_Written request_
Transcribe everything in the data word for word. Pictures are left out.

(Part of a data file)

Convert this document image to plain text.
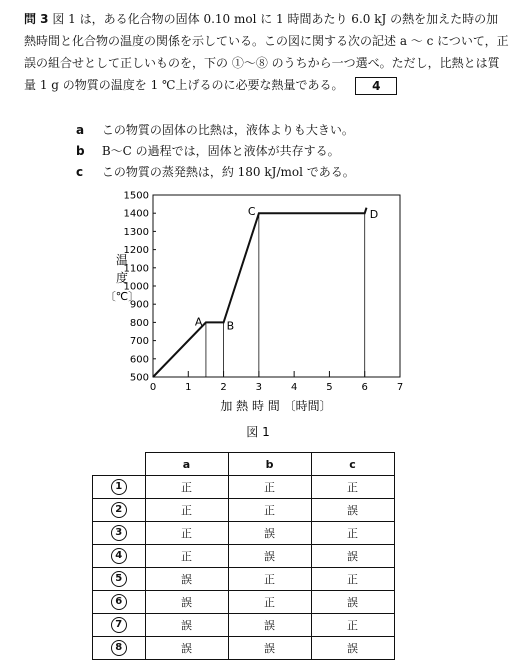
問 3 図 1 は，ある化合物の固体 0.10 mol に 1 時間あたり 6.0 kJ の熱を加えた時の加熱時間と化合物の温度の関係を示している。この図に関する次の記述 a ～ c について，正誤の組合せとして正しいものを，下の ①～⑧ のうちから一つ選べ。ただし，比熱とは質量 1 g の物質の温度を 1 ℃上げるのに必要な熱量である。 4
a この物質の固体の比熱は，液体よりも大きい。
b B～C の過程では，固体と液体が共存する。
c この物質の蒸発熱は，約 180 kJ/mol である。
500
600
700
800
900
1000
1100
1200
1300
1400
1500
0	1	2	3	4	5	6	7
A B
C	D
温
度
〔℃〕
加 熱 時 間 〔時間〕
図 1
	a	b	c
1	正	正	正
2	正	正	誤
3	正	誤	正
4	正	誤	誤
5	誤	正	正
6	誤	正	誤
7	誤	誤	正
8	誤	誤	誤
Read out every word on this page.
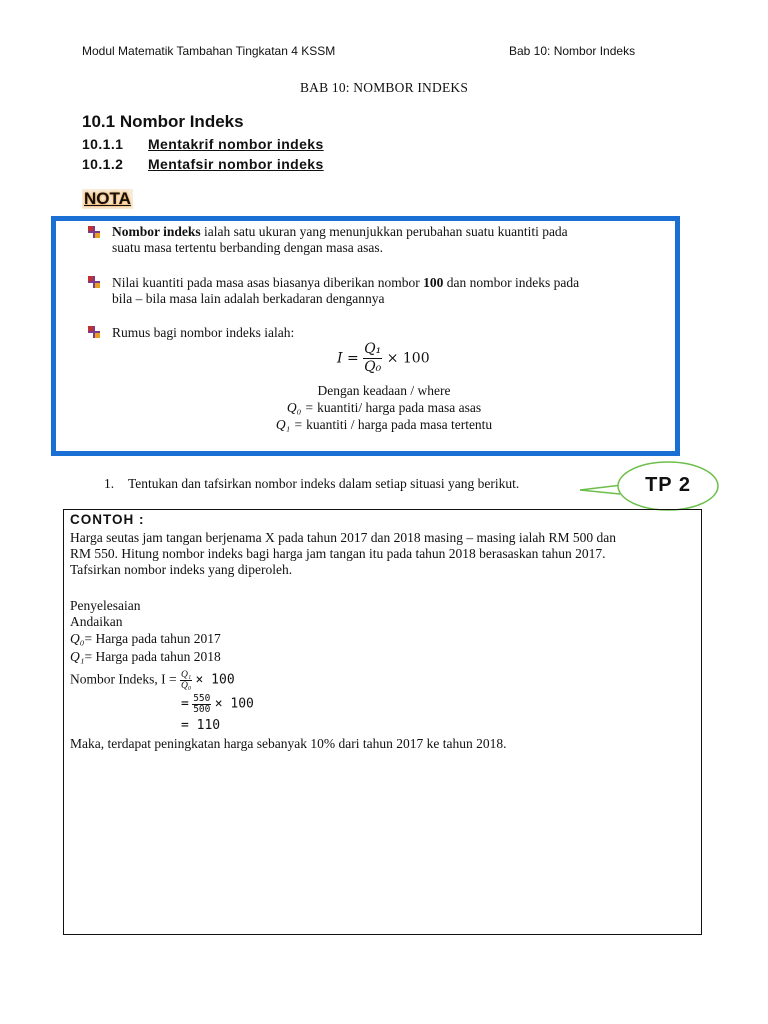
Modul Matematik Tambahan Tingkatan 4 KSSM	Bab 10: Nombor Indeks
BAB 10: NOMBOR INDEKS
10.1 Nombor Indeks
10.1.1 Mentakrif nombor indeks
10.1.2 Mentafsir nombor indeks
NOTA
Nombor indeks ialah satu ukuran yang menunjukkan perubahan suatu kuantiti pada
suatu masa tertentu berbanding dengan masa asas.
Nilai kuantiti pada masa asas biasanya diberikan nombor 100 dan nombor indeks pada
bila – bila masa lain adalah berkadaran dengannya
Rumus bagi nombor indeks ialah:
$I = \frac{\text{Q₁}}{\text{Q₀}} \times 100$
Dengan keadaan / where
Q₀ = kuantiti/ harga pada masa asas
Q₁ = kuantiti / harga pada masa tertentu
1. Tentukan dan tafsirkan nombor indeks dalam setiap situasi yang berikut.	TP 2
CONTOH :
Harga seutas jam tangan berjenama X pada tahun 2017 dan 2018 masing – masing ialah RM 500 dan
RM 550. Hitung nombor indeks bagi harga jam tangan itu pada tahun 2018 berasaskan tahun 2017.
Tafsirkan nombor indeks yang diperoleh.
Penyelesaian
Andaikan
Q₀= Harga pada tahun 2017
Q₁= Harga pada tahun 2018
Nombor Indeks, $I = \frac{\text{Q₁}}{\text{Q₀}} \times 100$
= $\frac{550}{500} \times 100$
= 110
Maka, terdapat peningkatan harga sebanyak 10% dari tahun 2017 ke tahun 2018.
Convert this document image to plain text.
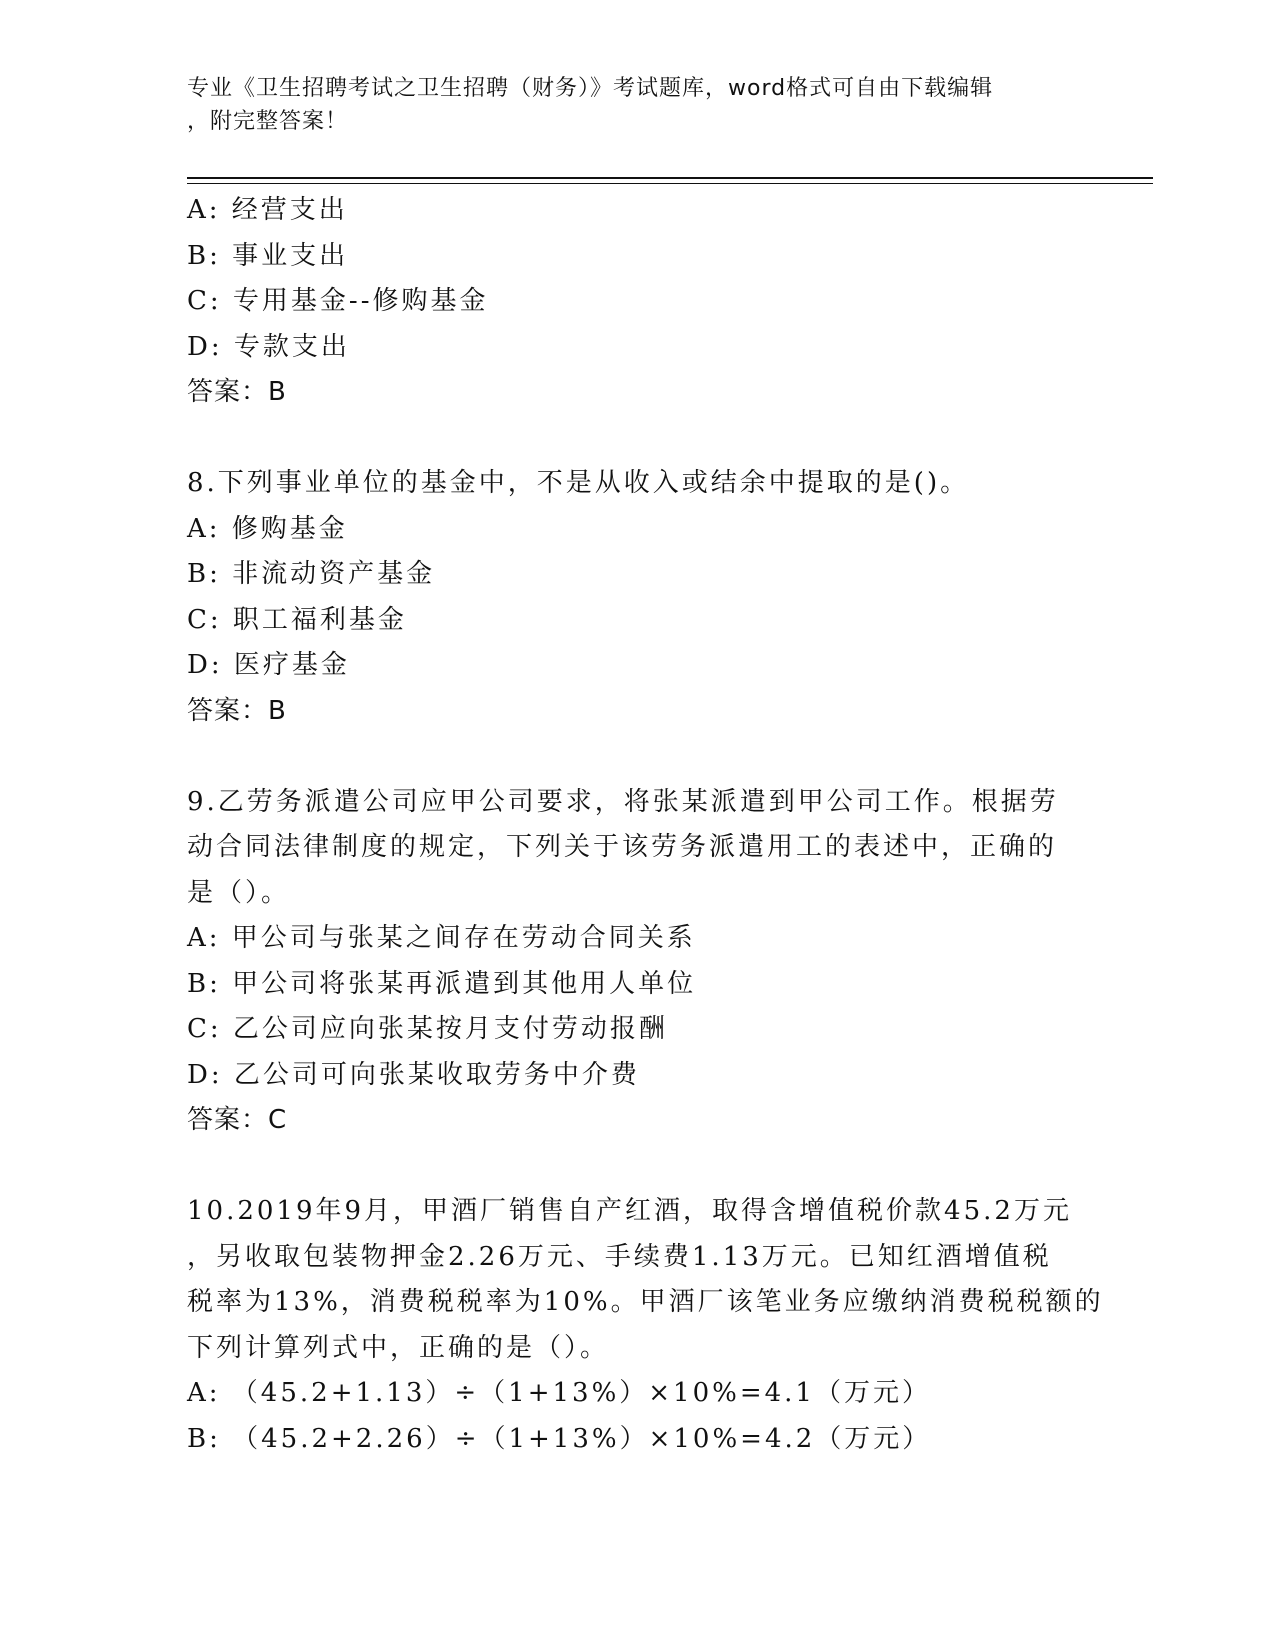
专业《卫生招聘考试之卫生招聘（财务）》考试题库，word格式可自由下载编辑
，附完整答案！
A: 经营支出
B: 事业支出
C: 专用基金--修购基金
D: 专款支出
答案：B
8.下列事业单位的基金中，不是从收入或结余中提取的是()。
A: 修购基金
B: 非流动资产基金
C: 职工福利基金
D: 医疗基金
答案：B
9.乙劳务派遣公司应甲公司要求，将张某派遣到甲公司工作。根据劳
动合同法律制度的规定，下列关于该劳务派遣用工的表述中，正确的
是（）。
A: 甲公司与张某之间存在劳动合同关系
B: 甲公司将张某再派遣到其他用人单位
C: 乙公司应向张某按月支付劳动报酬
D: 乙公司可向张某收取劳务中介费
答案：C
10.2019年9月，甲酒厂销售自产红酒，取得含增值税价款45.2万元
，另收取包装物押金2.26万元、手续费1.13万元。已知红酒增值税
税率为13%，消费税税率为10%。甲酒厂该笔业务应缴纳消费税税额的
下列计算列式中，正确的是（）。
A: （45.2+1.13）÷（1+13%）×10%=4.1（万元）
B: （45.2+2.26）÷（1+13%）×10%=4.2（万元）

_Reply to the exercise_
Convert this document image to plain text.
問 3 図 1 は，ある化合物の固体 0.10 mol に 1 時間あたり 6.0 kJ の熱を加えた時の加熱時間と化合物の温度の関係を示している。この図に関する次の記述 a ～ c について，正誤の組合せとして正しいものを，下の ①～⑧ のうちから一つ選べ。ただし，比熱とは質量 1 g の物質の温度を 1 ℃上げるのに必要な熱量である。 4
a この物質の固体の比熱は，液体よりも大きい。
b B～C の過程では，固体と液体が共存する。
c この物質の蒸発熱は，約 180 kJ/mol である。
500
600
700
800
900
1000
1100
1200
1300
1400
1500
0	1	2	3	4	5	6	7
A B
C	D
温
度
〔℃〕
加 熱 時 間 〔時間〕
図 1
	a	b	c
1	正	正	正
2	正	正	誤
3	正	誤	正
4	正	誤	誤
5	誤	正	正
6	誤	正	誤
7	誤	誤	正
8	誤	誤	誤
Read out every word on this page.
Modul Matematik Tambahan Tingkatan 4 KSSM	Bab 10: Nombor Indeks
BAB 10: NOMBOR INDEKS
10.1 Nombor Indeks
10.1.1 Mentakrif nombor indeks
10.1.2 Mentafsir nombor indeks
NOTA
Nombor indeks ialah satu ukuran yang menunjukkan perubahan suatu kuantiti pada
suatu masa tertentu berbanding dengan masa asas.
Nilai kuantiti pada masa asas biasanya diberikan nombor 100 dan nombor indeks pada
bila – bila masa lain adalah berkadaran dengannya
Rumus bagi nombor indeks ialah:
$I = \frac{\text{Q₁}}{\text{Q₀}} \times 100$
Dengan keadaan / where
Q₀ = kuantiti/ harga pada masa asas
Q₁ = kuantiti / harga pada masa tertentu
1. Tentukan dan tafsirkan nombor indeks dalam setiap situasi yang berikut.	TP 2
CONTOH :
Harga seutas jam tangan berjenama X pada tahun 2017 dan 2018 masing – masing ialah RM 500 dan
RM 550. Hitung nombor indeks bagi harga jam tangan itu pada tahun 2018 berasaskan tahun 2017.
Tafsirkan nombor indeks yang diperoleh.
Penyelesaian
Andaikan
Q₀= Harga pada tahun 2017
Q₁= Harga pada tahun 2018
Nombor Indeks, $I = \frac{\text{Q₁}}{\text{Q₀}} \times 100$
= $\frac{550}{500} \times 100$
= 110
Maka, terdapat peningkatan harga sebanyak 10% dari tahun 2017 ke tahun 2018.
Convert this document image to plain text.
专业《卫生招聘考试之卫生招聘（财务）》考试题库，word格式可自由下载编辑
，附完整答案！
A: 经营支出
B: 事业支出
C: 专用基金--修购基金
D: 专款支出
答案：B
8.下列事业单位的基金中，不是从收入或结余中提取的是()。
A: 修购基金
B: 非流动资产基金
C: 职工福利基金
D: 医疗基金
答案：B
9.乙劳务派遣公司应甲公司要求，将张某派遣到甲公司工作。根据劳
动合同法律制度的规定，下列关于该劳务派遣用工的表述中，正确的
是（）。
A: 甲公司与张某之间存在劳动合同关系
B: 甲公司将张某再派遣到其他用人单位
C: 乙公司应向张某按月支付劳动报酬
D: 乙公司可向张某收取劳务中介费
答案：C
10.2019年9月，甲酒厂销售自产红酒，取得含增值税价款45.2万元
，另收取包装物押金2.26万元、手续费1.13万元。已知红酒增值税
税率为13%，消费税税率为10%。甲酒厂该笔业务应缴纳消费税税额的
下列计算列式中，正确的是（）。
A: （45.2+1.13）÷（1+13%）×10%=4.1（万元）
B: （45.2+2.26）÷（1+13%）×10%=4.2（万元）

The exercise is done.